# Enunciado da tarefa:
No texto sobre o projeto "A cidade a partir das margens", liste todas as expressões entre aspas dos objetivos específicos.

── Trecho do texto

Nome do Projeto
A cidade a partir das margens: espaço urbano como produção sociocultural
Ênfase
Pesquisa
Data inicial - Data final
04/01/2021 - 04/01/2025
Unidade de Origem
Coordenador Atual
Área CNPq
Ciências Humanas
Resumo
Este projeto parte da ideia que a cidade é formada pela atividade de seus habitantes, que não é uma realidade pronta, mas em processo. O interesse do projeto é investigar os "modos de habitar" dos seus habitantes, que através das relações na cidade forjam os diferentes territórios simbólicos e físicos que as forjam. As relações entre agentes das "comunidades" e os agentes de instituições que "pensam sobre e agem na cidade, sejam do poder público ou da sociedade civil, também são alvo de interesse do projeto, uma vez expressam muitas das relações de poder que produzem ações criativas na cidade. Por último, há um especial interesse em investigar essas relações através de espaços das "margens" da cidade, os quais se caracterizam por uma fluidez e indefinição na formulação de seus territórios. Essa característica permite que as ideias e valores que disputam a fundação dos espaços urbanos fiquem mais evidentes.

Objetivo Geral

O objetivo é desvendar relações sociais, memórias e narrativas que se configuram como ações culturais e de poder, capazes de reconhecer a ação criativa e política dos diferentes atores sociais que compõem uma cidade e produzem o território habitado.
Específico
- Investigar as dinâmicas simbólicas que “produzem as periferias” tanto através de suas expressões religiosas e artísticas, como através de suas práticas cotidianas de lazer e de trabalho.
- Investigar os processos de construção de memória que “tornam objeto” a experiência fluída e mutável da vida nas margens. Entender como produções de cultura material e da paisagem são constituídos como “patrimônios da memória” em uma realidade que se faz na mobilidade, como é o caso da vida nas margens.
- Investigar as relações entre as instituições públicas e privadas e seus agentes com as instituições e os atores sociais que habitam os espaços marginais da cidade. Como essas relações de poder produzem o território da cidade.
- Aprofundar as relações teóricas entre os conceitos de fronteira e periferia através de estudos etnográficos e de memória.

────
── Linhas extraídas

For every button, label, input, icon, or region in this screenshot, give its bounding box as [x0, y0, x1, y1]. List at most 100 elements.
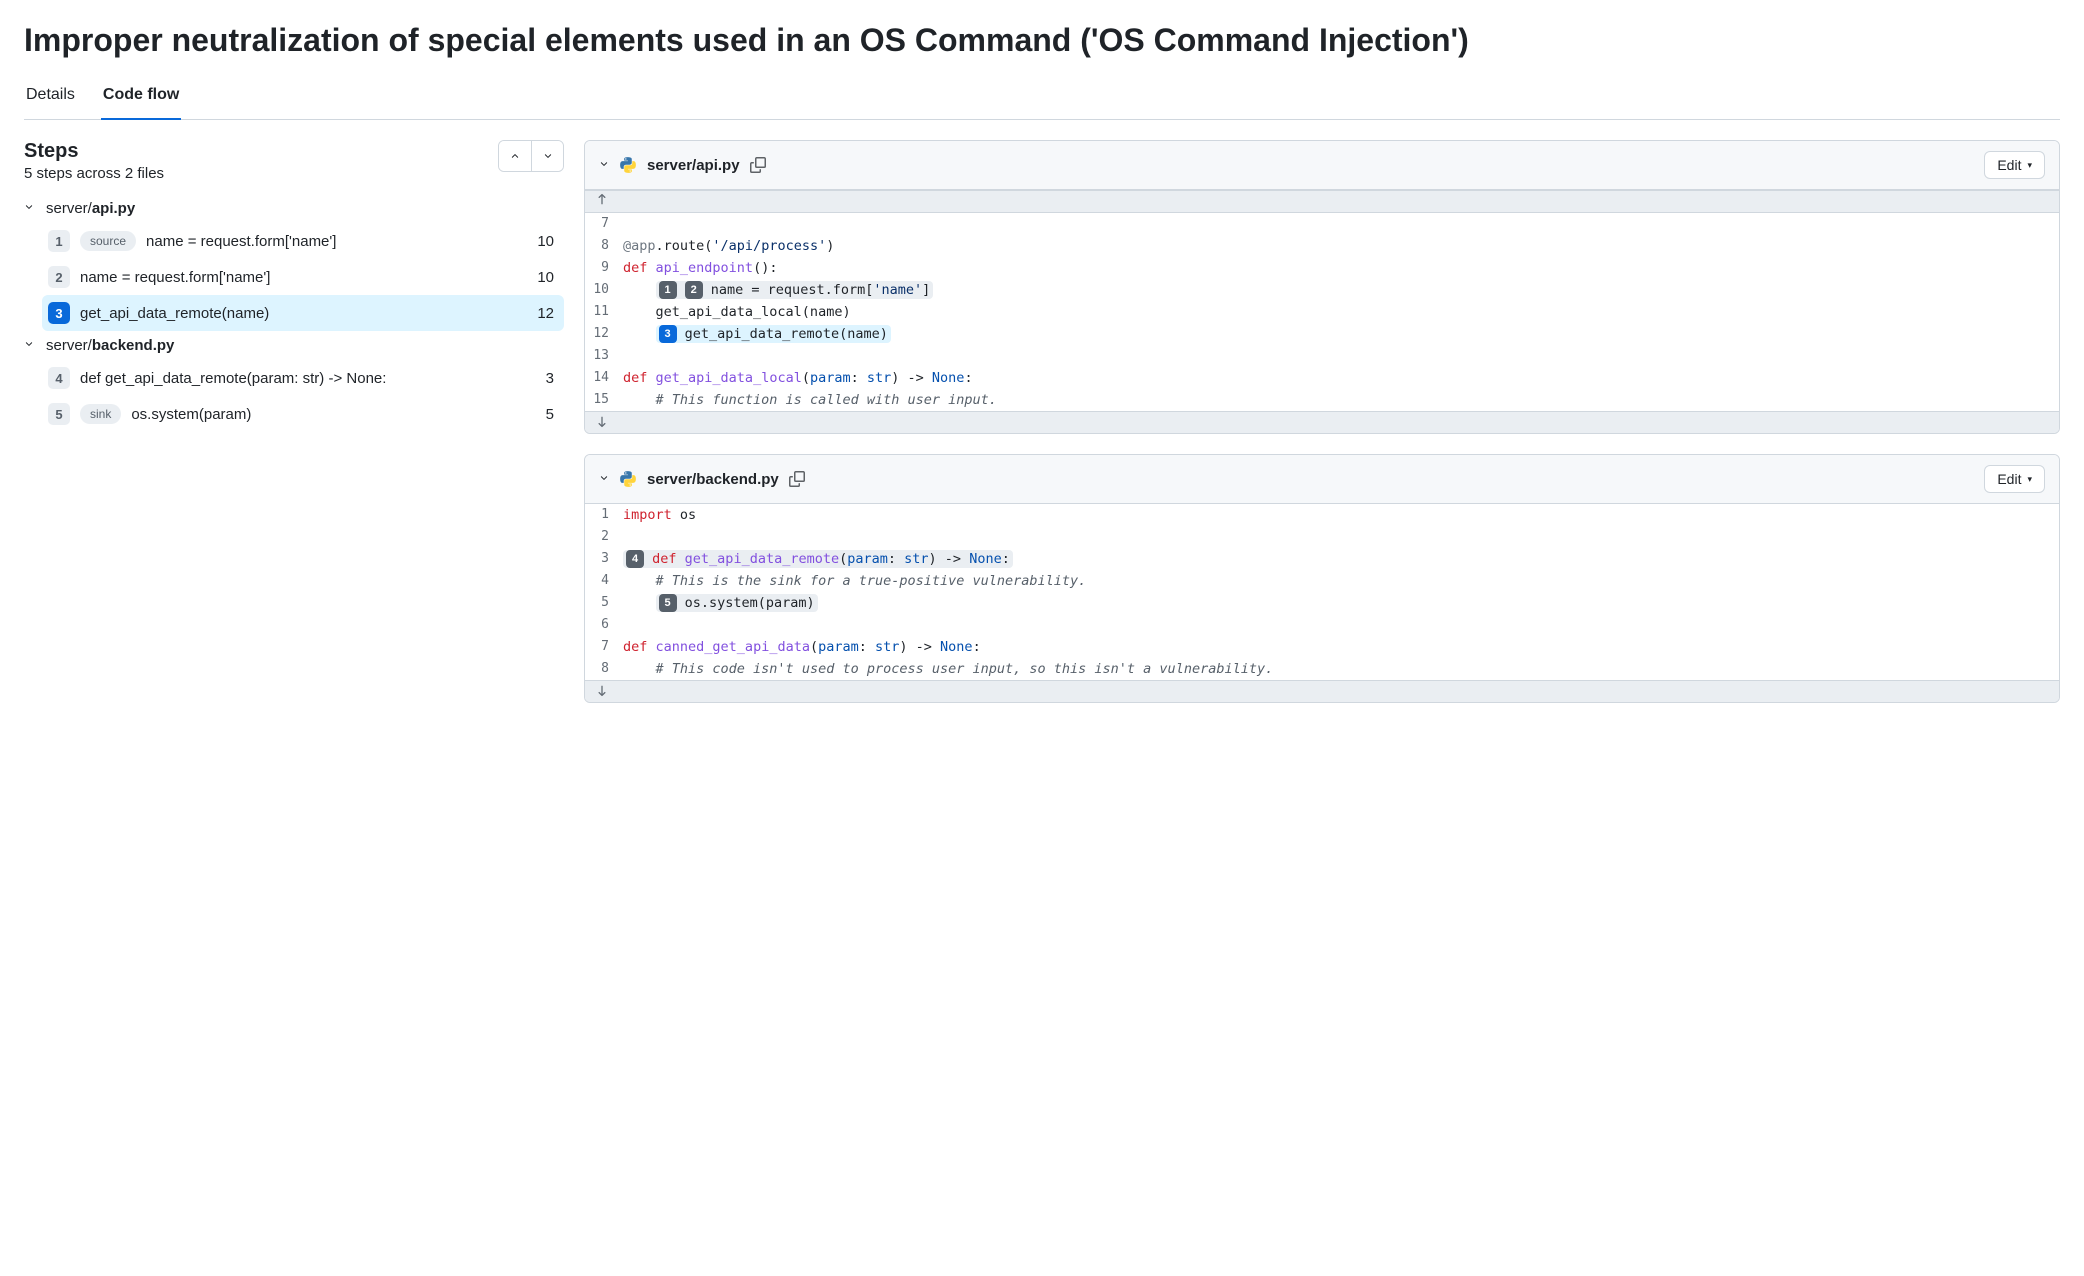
line-number: 8	[585, 658, 619, 680]
page-title: Improper neutralization of special eleme…	[24, 20, 2060, 60]
code-content[interactable]: 4 def get_api_data_remote(param: str) ->…	[619, 548, 2059, 570]
chevron-up-icon	[510, 151, 520, 161]
code-line: 12 3 get_api_data_remote(name)	[585, 323, 2059, 345]
code-content[interactable]: import os	[619, 504, 2059, 526]
code-content[interactable]	[619, 345, 2059, 367]
step-line-number: 3	[546, 370, 554, 387]
line-number: 3	[585, 548, 619, 570]
code-line: 6	[585, 614, 2059, 636]
code-content[interactable]: 3 get_api_data_remote(name)	[619, 323, 2059, 345]
code-line: 7def canned_get_api_data(param: str) -> …	[585, 636, 2059, 658]
chevron-down-icon: ▾	[2027, 474, 2032, 485]
chevron-down-icon	[24, 202, 38, 215]
line-number: 5	[585, 592, 619, 614]
step-line-number: 12	[537, 305, 554, 322]
line-number: 9	[585, 257, 619, 279]
code-content[interactable]: def get_api_data_local(param: str) -> No…	[619, 367, 2059, 389]
step-text: get_api_data_remote(name)	[80, 305, 527, 322]
code-line: 5 5 os.system(param)	[585, 592, 2059, 614]
step-text: def get_api_data_remote(param: str) -> N…	[80, 370, 536, 387]
chevron-down-icon[interactable]	[599, 159, 609, 172]
line-number: 14	[585, 367, 619, 389]
edit-button[interactable]: Edit▾	[1984, 465, 2045, 493]
code-line: 34 def get_api_data_remote(param: str) -…	[585, 548, 2059, 570]
file-card: server/api.py Edit▾ 78@app.route('/api/p…	[584, 140, 2060, 434]
step-number-badge: 4	[48, 367, 70, 389]
line-number: 2	[585, 526, 619, 548]
copy-icon[interactable]	[750, 157, 766, 173]
fold-down-icon	[595, 414, 609, 428]
tab-bar: Details Code flow	[24, 76, 2060, 120]
expand-down-bar[interactable]	[585, 680, 2059, 702]
code-body: 1import os234 def get_api_data_remote(pa…	[585, 504, 2059, 680]
code-line: 7	[585, 213, 2059, 235]
code-content[interactable]: @app.route('/api/process')	[619, 235, 2059, 257]
code-content[interactable]: 5 os.system(param)	[619, 592, 2059, 614]
fold-down-icon	[595, 683, 609, 697]
step-text: os.system(param)	[131, 406, 535, 423]
line-number: 1	[585, 504, 619, 526]
step-row[interactable]: 5sinkos.system(param)5	[42, 396, 564, 432]
step-line-number: 5	[546, 406, 554, 423]
step-row[interactable]: 4 def get_api_data_remote(param: str) -> …	[42, 360, 564, 396]
line-number: 10	[585, 279, 619, 301]
step-number-badge: 2	[48, 266, 70, 288]
code-line: 8@app.route('/api/process')	[585, 235, 2059, 257]
code-line: 9def api_endpoint():	[585, 257, 2059, 279]
expand-up-bar[interactable]	[585, 190, 2059, 213]
chevron-down-icon: ▾	[2027, 160, 2032, 171]
chevron-down-icon[interactable]	[599, 473, 609, 486]
step-number-badge: 3	[48, 302, 70, 324]
step-pill: source	[80, 231, 136, 251]
code-content[interactable]: # This is the sink for a true-positive v…	[619, 570, 2059, 592]
file-name: server/api.py	[647, 157, 740, 174]
code-line: 11 get_api_data_local(name)	[585, 301, 2059, 323]
line-number: 13	[585, 345, 619, 367]
edit-button[interactable]: Edit▾	[1984, 151, 2045, 179]
step-row[interactable]: 3 get_api_data_remote(name) 12	[42, 295, 564, 331]
code-content[interactable]	[619, 213, 2059, 235]
code-line: 2	[585, 526, 2059, 548]
fold-up-icon	[595, 193, 609, 207]
step-nav-arrows	[498, 140, 564, 172]
step-text: name = request.form['name']	[146, 233, 527, 250]
step-next-button[interactable]	[531, 141, 563, 171]
tab-code-flow[interactable]: Code flow	[101, 76, 181, 120]
line-number: 4	[585, 570, 619, 592]
code-line: 8 # This code isn't used to process user…	[585, 658, 2059, 680]
code-body: 78@app.route('/api/process')9def api_end…	[585, 213, 2059, 411]
code-content[interactable]: # This code isn't used to process user i…	[619, 658, 2059, 680]
step-row[interactable]: 2 name = request.form['name'] 10	[42, 259, 564, 295]
code-content[interactable]	[619, 526, 2059, 548]
code-content[interactable]: # This function is called with user inpu…	[619, 389, 2059, 411]
copy-icon[interactable]	[789, 471, 805, 487]
code-panel: server/api.py Edit▾ 78@app.route('/api/p…	[584, 140, 2060, 723]
step-number-badge: 1	[48, 230, 70, 252]
code-content[interactable]: def canned_get_api_data(param: str) -> N…	[619, 636, 2059, 658]
line-number: 7	[585, 213, 619, 235]
code-line: 15 # This function is called with user i…	[585, 389, 2059, 411]
python-file-icon	[619, 156, 637, 174]
code-content[interactable]: def api_endpoint():	[619, 257, 2059, 279]
tab-details[interactable]: Details	[24, 76, 77, 119]
code-content[interactable]: get_api_data_local(name)	[619, 301, 2059, 323]
chevron-down-icon	[543, 151, 553, 161]
step-prev-button[interactable]	[499, 141, 531, 171]
step-line-number: 10	[537, 269, 554, 286]
code-line: 14def get_api_data_local(param: str) -> …	[585, 367, 2059, 389]
step-file-header[interactable]: server/api.py	[24, 194, 564, 223]
code-line: 4 # This is the sink for a true-positive…	[585, 570, 2059, 592]
steps-panel: Steps 5 steps across 2 files server/api.…	[24, 140, 564, 723]
line-number: 11	[585, 301, 619, 323]
file-name: server/backend.py	[647, 471, 779, 488]
line-number: 12	[585, 323, 619, 345]
step-row[interactable]: 1sourcename = request.form['name']10	[42, 223, 564, 259]
code-content[interactable]: 1 2 name = request.form['name']	[619, 279, 2059, 301]
step-file-header[interactable]: server/backend.py	[24, 331, 564, 360]
line-number: 8	[585, 235, 619, 257]
expand-down-bar[interactable]	[585, 411, 2059, 433]
step-pill: sink	[80, 404, 121, 424]
code-content[interactable]	[619, 614, 2059, 636]
chevron-down-icon	[24, 339, 38, 352]
step-text: name = request.form['name']	[80, 269, 527, 286]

────

# Resolução:
“produzem as periferias”
“tornam objeto”
“patrimônios da memória”